DOCUMENT PASSAGE:
******

The "masterless puppet" approach Ladadadada describes is the one I'm most familiar with (it's basically what we do with radmind at my company). I guess more accurately it's "Multiple masters synchronized by an external process", where any given server could (theoretically) serve our entire universe in an emergency.

In our case because of the nature of radmind we simply rsync the transcripts and data files from an approved master to each remote site's radmind server, and clients pull their updates from the server with short hostname radmind (through the magic of resolv.conf this evaluates to radmind.[sitename].mycompany.com - always the local radmind server. If the local server is down it's easy enough to override and point to any other site's server).

This sort of rsync process would probably work in your situation as well, but it's probably sub-optimal compared to a version-control based solution.

For puppet or chef a version-control-based system makes more sense than simple rsync for a few reasons - the big one being that you're version-controlling puppet scripts (rather than entire OS images as you would with radmind).
As added benefits of version-control based management you can have multiple people working on the repository at once (great win for parallelism), you get revision history essentially for free, and if someone breaks the Puppet environment you have easy rollback (presuming you're using git you also have git blame which does what it says on the tin).
Creative branching and merging even lets you handle a major OS upgrade or other transition within the version control framework - Once you get it right simply switch to the new branch and (hopefully) the production push will Just Work.

Were I implementing this here I'd probably take advantage of pre-commit and post-commit hooks in git to ensure that the puppet configurations being committed are sane (client-side pre) and push them out to the rest of the universe if they are (server-side post -- possibly also triggering an environment update if your deployment policies allow such behavior).

In terms of bringing up new puppetmaster servers at each site, you can simply check out the puppet environment to each remote puppetmaster, and use either the resolv.conf/hostname hackery I described above or anycast service IPs redirected to local systems like Michuelnik suggested (the latter is handy if you want automatic fail-over if one site's puppetmaster blows up) to handle making sure each site sees the "right" puppetmaster and doesn't clog your WAN links trying to get updates.

The folks at Brain Tree Payments have apparently combined the version control and rsync solutions along with some custom Capistrano tasks - their solution seems to be half-baked in the sense that it relies on manual workflow elements still, but it could be adapted and automated without too much work.
The paranoid compulsive tester in me has a fondness for their noop sanity-check step - the hater-of-manual-processes in me wishes for some level of automation around it...

******

INFORMATION GIVEN:
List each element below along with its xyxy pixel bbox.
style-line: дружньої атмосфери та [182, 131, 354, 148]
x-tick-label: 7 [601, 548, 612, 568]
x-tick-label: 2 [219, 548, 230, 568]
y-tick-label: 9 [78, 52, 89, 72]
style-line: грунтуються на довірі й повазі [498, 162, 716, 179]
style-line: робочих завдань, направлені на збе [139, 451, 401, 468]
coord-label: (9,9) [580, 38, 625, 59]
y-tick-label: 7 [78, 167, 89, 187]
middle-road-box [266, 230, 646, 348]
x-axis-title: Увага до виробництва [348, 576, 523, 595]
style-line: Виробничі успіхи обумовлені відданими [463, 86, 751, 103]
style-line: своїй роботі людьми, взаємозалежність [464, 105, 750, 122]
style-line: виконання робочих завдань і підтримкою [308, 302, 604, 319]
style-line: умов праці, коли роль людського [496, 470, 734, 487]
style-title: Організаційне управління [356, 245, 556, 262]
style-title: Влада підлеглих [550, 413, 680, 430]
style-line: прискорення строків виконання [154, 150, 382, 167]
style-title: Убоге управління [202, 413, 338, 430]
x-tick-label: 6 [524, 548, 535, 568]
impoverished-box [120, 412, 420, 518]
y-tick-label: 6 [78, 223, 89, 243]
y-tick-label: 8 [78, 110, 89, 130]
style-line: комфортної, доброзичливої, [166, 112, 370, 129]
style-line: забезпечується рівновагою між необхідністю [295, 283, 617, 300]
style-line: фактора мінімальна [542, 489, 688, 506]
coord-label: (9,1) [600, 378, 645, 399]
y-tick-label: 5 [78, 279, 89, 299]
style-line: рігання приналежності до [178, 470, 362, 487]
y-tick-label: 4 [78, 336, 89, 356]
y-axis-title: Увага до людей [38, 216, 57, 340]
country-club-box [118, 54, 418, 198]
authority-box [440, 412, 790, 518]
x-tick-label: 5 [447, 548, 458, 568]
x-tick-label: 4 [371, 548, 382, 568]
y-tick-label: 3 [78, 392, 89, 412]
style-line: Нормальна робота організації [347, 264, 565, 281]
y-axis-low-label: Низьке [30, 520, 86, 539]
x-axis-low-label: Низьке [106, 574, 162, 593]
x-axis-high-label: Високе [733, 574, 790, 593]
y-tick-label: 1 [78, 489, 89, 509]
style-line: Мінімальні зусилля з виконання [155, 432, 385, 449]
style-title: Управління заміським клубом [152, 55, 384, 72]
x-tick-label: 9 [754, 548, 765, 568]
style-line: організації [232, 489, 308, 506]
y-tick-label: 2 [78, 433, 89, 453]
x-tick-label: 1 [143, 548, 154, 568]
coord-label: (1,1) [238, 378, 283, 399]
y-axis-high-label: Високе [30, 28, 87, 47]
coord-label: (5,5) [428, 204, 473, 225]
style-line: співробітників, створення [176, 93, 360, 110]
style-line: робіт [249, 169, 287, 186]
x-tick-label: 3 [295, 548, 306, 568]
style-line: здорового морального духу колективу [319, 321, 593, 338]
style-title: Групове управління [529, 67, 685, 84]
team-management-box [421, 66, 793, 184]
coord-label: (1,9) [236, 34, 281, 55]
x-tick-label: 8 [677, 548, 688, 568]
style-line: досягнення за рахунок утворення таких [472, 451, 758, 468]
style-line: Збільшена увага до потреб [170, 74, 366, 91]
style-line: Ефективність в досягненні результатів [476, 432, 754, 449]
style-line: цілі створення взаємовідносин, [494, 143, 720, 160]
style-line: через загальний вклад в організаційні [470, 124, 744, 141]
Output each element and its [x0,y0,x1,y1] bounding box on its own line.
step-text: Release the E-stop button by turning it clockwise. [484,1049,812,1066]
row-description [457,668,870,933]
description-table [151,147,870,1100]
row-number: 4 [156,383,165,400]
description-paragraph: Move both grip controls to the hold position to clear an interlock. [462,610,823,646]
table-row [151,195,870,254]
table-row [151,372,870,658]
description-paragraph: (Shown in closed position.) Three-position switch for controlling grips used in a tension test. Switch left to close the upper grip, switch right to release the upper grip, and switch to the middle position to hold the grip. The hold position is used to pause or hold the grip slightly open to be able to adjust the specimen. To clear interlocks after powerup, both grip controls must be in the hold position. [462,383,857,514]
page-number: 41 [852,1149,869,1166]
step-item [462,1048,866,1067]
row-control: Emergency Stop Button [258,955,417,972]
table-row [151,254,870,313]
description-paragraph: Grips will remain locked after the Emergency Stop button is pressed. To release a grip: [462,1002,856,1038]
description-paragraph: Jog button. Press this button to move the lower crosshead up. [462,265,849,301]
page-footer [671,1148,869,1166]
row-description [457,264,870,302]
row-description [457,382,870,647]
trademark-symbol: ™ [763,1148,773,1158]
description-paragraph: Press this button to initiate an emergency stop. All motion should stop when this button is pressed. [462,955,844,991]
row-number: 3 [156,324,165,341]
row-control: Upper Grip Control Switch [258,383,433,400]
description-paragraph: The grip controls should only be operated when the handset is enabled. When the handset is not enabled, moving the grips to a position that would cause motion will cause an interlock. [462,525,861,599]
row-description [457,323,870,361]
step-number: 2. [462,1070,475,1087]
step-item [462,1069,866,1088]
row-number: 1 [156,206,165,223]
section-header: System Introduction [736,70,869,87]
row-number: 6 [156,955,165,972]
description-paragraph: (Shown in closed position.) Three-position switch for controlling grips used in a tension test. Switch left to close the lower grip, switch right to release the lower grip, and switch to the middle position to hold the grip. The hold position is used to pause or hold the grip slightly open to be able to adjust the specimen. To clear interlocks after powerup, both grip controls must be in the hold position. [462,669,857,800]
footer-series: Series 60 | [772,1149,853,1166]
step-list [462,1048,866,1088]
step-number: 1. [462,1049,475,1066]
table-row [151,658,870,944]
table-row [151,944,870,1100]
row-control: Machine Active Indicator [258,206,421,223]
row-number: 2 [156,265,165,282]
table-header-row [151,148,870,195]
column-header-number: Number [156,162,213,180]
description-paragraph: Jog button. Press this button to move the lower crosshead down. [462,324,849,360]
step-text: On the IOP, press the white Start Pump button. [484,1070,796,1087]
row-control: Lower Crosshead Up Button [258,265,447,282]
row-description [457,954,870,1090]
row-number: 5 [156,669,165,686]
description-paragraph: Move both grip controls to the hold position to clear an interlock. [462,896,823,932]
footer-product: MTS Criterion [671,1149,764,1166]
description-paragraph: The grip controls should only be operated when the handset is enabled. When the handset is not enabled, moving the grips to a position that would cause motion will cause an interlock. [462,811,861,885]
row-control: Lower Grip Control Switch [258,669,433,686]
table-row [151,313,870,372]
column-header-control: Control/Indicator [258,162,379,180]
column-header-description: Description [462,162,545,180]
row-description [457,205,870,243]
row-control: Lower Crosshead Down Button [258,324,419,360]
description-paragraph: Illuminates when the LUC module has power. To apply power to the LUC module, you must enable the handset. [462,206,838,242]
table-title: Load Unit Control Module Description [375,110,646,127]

******

REQUIRED TASK A: How would you translate this sentence from the forum reply into Spanish: "This sort of rsync process would probably work in your situation as well, but it's probably sub-optimal compared to a version-control based solution."
REQUIRED TASK B: Which step of the Brain Tree Payments solution does the forum reply's writer have a fondness for?
The rows have nothing to do with the forum reply.

TASK OUTPUT A: Este tipo de proceso con rsync probablemente también funcionaría en tu situación, pero probablemente sea subóptimo en comparación con una solución basada en control de versiones.

TASK OUTPUT B: Their noop sanity-check step.